▸ **ИСХОДНЫЙ ТЕКСТ**:

Соседями у нас оказалась симпатичная пара из Воронежа. Жена была заметно беременна, и уже скоро ей предстояло ехать рожать к родителям. А муж умудрился попасть на службу уже во второй раз. Сначала он отслужил срочную, затем получил звание «микромайора» — младшего лейтенант, и его призвали во второй раз — уже офицером.
Но зато Костя приобрел неоценимые навыки выживаемости. Практически все два года он проходил при штабе в неофициальной должности художника.
Он и мне предложил:
— Если будут спрашивать: имеет ли кто из вас практический опыт монтажа электронных схем — ты соглашайся. В любом случае работа в теплом помещении лучше, чем таскание чехлов на морозе. Я так и сделал.
Но прежде, чем отправиться в штаб полка, меня, как и всех вновь прибывших двухгодичников, распределили по самолетам. Меня назначили электриком на самолет № 48. Я как-то не придал этому факту большого значения, и с чистой совестью принялся оборудовать летный класс.

▸ **УСЛОВИЯ ЗАДАНИЙ**:
1 - Согласуются ли с текстом о службе следующие утверждения: (а) соседями была пара из Воронежа; (б) Костя почти два года числился при штабе художником; (в) электриком назначили на самолет № 12? На каждое ответьте «да» или «нет» и приведите решающие слова текста дословно.
2 - Верните дословно фрагмент текста о службе: начните со слов «Соседями у нас» и остановитесь после слов «раз — уже офицером.».
Строки ниже представляют собой отдельный материал и с текстом о службе не связаны.

▸ **ИСХОДНЫЕ ДАННЫЕ**:
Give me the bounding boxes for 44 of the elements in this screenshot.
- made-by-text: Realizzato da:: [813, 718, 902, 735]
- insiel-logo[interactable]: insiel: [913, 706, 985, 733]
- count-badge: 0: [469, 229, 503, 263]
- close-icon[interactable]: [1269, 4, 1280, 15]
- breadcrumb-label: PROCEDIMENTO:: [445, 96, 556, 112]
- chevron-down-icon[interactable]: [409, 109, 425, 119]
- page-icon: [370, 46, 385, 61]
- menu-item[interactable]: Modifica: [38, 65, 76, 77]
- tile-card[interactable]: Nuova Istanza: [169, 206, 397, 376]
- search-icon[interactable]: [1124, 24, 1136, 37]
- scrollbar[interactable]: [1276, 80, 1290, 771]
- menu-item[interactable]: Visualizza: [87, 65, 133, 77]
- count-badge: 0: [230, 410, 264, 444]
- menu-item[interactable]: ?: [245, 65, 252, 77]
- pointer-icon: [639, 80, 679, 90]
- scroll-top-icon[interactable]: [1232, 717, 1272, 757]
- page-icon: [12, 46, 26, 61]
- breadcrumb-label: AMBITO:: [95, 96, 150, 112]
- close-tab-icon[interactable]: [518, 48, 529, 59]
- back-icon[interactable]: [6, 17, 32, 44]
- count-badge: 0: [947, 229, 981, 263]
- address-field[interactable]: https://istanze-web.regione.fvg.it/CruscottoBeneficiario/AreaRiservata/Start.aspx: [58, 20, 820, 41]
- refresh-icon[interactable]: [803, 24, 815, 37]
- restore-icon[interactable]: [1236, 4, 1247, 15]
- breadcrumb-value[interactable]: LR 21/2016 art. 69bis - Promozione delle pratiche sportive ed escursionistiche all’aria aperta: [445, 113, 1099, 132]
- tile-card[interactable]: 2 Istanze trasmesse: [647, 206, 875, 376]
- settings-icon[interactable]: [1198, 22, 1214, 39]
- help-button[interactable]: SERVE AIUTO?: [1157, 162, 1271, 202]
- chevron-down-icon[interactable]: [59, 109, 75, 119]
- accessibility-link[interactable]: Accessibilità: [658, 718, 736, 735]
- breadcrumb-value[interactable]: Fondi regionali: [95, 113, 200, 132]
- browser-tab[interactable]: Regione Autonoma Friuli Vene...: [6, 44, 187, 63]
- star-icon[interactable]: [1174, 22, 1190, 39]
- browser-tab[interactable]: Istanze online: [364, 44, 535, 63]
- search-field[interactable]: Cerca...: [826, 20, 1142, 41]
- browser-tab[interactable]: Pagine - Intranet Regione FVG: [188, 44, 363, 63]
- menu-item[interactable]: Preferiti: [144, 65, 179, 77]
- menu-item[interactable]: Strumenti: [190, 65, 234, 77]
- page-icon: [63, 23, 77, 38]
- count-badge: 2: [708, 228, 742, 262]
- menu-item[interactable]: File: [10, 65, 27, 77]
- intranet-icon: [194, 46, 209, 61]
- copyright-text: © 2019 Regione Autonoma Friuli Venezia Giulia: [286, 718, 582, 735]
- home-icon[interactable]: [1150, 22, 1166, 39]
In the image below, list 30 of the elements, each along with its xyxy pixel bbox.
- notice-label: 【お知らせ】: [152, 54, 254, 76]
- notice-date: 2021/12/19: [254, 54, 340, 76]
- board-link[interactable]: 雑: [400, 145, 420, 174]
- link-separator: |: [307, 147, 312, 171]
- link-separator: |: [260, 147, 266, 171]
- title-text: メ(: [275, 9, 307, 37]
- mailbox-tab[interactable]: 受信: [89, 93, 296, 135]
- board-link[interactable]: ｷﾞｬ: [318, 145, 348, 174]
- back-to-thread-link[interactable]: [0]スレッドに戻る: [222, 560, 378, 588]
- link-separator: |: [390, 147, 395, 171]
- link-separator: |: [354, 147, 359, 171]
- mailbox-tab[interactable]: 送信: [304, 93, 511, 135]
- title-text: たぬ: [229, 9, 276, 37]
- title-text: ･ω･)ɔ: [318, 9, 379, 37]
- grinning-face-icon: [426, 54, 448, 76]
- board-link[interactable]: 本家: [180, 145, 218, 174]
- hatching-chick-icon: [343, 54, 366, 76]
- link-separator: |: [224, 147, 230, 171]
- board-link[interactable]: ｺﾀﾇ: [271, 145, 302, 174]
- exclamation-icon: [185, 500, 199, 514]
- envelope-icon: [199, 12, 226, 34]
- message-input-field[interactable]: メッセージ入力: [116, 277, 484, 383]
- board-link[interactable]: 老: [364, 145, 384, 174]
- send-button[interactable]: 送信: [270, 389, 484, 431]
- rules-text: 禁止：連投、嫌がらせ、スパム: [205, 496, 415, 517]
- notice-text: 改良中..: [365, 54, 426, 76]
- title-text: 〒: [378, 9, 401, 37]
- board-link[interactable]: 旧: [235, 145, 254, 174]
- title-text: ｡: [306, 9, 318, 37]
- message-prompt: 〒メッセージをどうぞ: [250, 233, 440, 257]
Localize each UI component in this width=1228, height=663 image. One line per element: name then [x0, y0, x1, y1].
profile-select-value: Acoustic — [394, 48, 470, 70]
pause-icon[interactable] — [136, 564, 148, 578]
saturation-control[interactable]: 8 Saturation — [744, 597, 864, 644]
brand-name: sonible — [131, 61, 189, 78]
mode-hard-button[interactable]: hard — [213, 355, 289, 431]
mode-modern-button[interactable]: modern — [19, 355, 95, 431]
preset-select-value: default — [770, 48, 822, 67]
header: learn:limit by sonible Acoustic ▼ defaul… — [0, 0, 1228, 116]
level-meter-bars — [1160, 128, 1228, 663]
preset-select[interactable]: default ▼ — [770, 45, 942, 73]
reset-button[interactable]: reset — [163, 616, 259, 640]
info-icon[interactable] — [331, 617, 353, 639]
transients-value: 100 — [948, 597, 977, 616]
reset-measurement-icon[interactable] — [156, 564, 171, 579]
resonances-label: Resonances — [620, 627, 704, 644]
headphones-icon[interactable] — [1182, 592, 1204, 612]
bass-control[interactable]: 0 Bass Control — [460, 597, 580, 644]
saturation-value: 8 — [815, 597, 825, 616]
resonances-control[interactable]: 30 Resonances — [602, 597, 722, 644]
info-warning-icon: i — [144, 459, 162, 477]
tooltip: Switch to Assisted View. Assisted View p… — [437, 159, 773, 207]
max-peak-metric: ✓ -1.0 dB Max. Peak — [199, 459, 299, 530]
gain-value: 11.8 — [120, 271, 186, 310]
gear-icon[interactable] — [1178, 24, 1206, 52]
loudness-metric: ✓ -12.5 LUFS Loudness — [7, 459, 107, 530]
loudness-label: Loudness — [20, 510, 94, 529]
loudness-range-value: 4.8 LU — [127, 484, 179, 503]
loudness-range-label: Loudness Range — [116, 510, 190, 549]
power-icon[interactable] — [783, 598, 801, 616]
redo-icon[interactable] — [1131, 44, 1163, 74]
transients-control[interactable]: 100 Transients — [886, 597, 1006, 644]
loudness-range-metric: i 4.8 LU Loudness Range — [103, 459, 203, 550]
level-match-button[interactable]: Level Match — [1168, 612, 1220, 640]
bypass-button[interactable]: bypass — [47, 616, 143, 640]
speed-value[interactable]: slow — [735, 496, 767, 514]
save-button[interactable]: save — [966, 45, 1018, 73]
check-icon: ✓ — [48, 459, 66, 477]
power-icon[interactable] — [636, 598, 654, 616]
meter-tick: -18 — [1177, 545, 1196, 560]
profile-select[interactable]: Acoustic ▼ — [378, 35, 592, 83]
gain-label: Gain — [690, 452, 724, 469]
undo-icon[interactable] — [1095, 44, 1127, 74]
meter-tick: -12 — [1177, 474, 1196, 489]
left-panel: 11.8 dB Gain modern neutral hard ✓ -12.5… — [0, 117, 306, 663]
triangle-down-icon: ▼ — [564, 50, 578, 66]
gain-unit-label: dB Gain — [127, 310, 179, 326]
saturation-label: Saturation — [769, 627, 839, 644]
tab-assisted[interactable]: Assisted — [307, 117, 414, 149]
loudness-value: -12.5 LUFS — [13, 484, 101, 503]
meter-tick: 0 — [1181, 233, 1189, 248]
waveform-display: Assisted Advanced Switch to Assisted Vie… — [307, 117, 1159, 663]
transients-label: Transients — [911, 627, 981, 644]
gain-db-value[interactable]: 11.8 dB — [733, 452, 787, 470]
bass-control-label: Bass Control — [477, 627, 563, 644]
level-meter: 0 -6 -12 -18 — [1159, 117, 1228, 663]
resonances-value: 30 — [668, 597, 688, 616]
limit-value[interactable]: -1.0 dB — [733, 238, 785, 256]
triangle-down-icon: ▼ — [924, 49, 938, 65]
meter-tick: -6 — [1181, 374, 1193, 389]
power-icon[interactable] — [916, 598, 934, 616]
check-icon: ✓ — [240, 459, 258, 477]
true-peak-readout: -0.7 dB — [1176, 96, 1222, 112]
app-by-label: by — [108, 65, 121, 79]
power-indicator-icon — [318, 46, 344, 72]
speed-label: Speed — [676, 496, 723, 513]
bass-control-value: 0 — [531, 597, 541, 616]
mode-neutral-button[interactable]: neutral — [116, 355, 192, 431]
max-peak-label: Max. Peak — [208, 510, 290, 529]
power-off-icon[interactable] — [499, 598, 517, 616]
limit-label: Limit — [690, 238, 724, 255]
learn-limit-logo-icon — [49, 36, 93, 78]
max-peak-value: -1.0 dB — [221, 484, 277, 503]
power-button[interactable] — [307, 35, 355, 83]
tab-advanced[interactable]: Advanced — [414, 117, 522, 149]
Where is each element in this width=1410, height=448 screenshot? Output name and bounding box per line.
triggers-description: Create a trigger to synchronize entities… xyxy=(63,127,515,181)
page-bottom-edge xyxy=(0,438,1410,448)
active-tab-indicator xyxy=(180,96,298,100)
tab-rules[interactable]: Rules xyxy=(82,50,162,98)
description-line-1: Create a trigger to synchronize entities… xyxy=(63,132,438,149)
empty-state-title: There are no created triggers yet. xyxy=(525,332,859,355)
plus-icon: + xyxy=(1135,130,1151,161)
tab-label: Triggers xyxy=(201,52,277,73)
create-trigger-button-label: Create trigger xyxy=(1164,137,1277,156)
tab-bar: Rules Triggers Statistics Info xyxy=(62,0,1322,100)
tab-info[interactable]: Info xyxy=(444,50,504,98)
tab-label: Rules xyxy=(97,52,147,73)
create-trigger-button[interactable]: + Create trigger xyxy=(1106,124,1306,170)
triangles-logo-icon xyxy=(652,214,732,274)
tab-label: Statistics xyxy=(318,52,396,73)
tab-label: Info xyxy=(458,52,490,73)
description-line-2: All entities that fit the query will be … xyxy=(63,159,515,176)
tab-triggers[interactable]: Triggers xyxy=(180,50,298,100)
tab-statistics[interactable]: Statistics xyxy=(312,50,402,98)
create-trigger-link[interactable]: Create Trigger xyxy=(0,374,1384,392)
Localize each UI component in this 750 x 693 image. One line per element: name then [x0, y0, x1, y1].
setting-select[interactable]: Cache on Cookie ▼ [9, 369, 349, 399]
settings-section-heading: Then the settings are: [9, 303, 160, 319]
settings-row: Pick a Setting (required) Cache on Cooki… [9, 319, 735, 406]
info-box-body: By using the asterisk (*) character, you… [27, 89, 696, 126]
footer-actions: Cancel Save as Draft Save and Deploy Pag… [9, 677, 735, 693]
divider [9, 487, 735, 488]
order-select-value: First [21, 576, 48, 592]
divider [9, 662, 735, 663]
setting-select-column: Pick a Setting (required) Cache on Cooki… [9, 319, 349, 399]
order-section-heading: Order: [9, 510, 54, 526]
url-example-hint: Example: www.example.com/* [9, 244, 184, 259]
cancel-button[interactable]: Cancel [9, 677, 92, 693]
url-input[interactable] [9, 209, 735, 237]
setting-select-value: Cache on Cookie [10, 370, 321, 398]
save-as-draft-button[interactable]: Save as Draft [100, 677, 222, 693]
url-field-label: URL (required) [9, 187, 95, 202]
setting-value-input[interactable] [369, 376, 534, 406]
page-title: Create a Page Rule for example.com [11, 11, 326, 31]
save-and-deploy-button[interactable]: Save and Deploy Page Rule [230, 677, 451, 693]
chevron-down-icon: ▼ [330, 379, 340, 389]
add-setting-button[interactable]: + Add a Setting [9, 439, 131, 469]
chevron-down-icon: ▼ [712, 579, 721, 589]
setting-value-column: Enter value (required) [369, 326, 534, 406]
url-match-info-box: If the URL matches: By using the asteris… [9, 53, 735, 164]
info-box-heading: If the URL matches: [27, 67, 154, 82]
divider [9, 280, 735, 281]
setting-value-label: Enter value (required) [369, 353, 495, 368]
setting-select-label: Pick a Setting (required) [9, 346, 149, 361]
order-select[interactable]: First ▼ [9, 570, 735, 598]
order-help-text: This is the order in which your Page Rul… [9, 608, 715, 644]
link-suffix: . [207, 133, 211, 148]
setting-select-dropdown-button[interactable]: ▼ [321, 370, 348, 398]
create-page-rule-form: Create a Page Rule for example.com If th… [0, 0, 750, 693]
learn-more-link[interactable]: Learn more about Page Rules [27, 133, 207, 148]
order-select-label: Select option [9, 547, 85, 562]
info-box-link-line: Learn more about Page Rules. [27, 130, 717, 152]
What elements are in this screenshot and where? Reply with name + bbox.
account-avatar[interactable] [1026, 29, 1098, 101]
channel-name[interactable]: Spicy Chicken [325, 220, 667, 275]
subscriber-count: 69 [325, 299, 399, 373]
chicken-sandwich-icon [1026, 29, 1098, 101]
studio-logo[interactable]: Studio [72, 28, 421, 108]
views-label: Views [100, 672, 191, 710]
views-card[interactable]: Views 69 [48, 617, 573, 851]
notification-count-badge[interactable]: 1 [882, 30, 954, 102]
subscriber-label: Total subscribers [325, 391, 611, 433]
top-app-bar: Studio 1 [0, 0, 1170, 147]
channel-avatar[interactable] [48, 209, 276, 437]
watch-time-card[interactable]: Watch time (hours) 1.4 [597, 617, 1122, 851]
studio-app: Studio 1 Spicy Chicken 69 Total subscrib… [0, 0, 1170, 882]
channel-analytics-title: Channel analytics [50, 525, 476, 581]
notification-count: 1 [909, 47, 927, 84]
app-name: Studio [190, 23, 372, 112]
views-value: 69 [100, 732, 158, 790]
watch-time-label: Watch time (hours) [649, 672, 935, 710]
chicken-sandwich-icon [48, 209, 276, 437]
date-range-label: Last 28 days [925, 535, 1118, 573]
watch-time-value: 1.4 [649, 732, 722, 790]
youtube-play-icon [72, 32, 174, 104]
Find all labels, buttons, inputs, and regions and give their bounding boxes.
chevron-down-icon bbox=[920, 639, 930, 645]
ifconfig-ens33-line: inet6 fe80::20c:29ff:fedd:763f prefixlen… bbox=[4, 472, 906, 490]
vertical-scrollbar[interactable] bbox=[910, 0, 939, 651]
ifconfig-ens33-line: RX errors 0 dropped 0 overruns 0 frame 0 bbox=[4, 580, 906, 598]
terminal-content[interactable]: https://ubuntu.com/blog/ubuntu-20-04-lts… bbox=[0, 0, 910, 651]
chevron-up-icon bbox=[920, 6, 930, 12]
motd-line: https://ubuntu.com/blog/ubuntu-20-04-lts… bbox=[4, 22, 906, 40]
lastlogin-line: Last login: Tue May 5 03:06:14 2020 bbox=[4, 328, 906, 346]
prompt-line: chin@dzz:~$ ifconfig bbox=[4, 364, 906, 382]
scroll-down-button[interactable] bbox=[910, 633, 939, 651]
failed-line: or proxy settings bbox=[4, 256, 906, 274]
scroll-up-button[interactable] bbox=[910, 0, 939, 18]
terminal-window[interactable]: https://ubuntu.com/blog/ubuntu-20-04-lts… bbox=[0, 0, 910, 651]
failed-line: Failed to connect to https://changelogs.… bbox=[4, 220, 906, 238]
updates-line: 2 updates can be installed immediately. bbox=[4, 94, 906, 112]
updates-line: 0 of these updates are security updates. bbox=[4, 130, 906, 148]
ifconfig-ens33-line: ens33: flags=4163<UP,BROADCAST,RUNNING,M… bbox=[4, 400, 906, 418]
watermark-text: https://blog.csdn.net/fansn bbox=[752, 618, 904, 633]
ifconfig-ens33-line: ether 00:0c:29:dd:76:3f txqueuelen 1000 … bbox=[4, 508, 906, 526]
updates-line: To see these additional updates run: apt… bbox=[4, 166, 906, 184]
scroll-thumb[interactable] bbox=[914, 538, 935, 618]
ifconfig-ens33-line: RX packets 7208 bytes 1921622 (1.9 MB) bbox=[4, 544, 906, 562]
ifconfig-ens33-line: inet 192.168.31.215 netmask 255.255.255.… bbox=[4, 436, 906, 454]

▸ **ОТВЕТЫ К ЗАДАНИЯМ**:
1 -
(а) Да: «Соседями у нас оказалась симпатичная пара из Воронежа».
(б) Да: «Практически все два года он проходил при штабе в неофициальной должности художника».
(в) Нет: «Меня назначили электриком на самолет № 48».

2 -
Соседями у нас оказалась симпатичная пара из Воронежа. Жена была заметно беременна, и уже скоро ей предстояло ехать рожать к родителям. А муж умудрился попасть на службу уже во второй раз. Сначала он отслужил срочную, затем получил звание «микромайора» — младшего лейтенант, и его призвали во второй раз — уже офицером.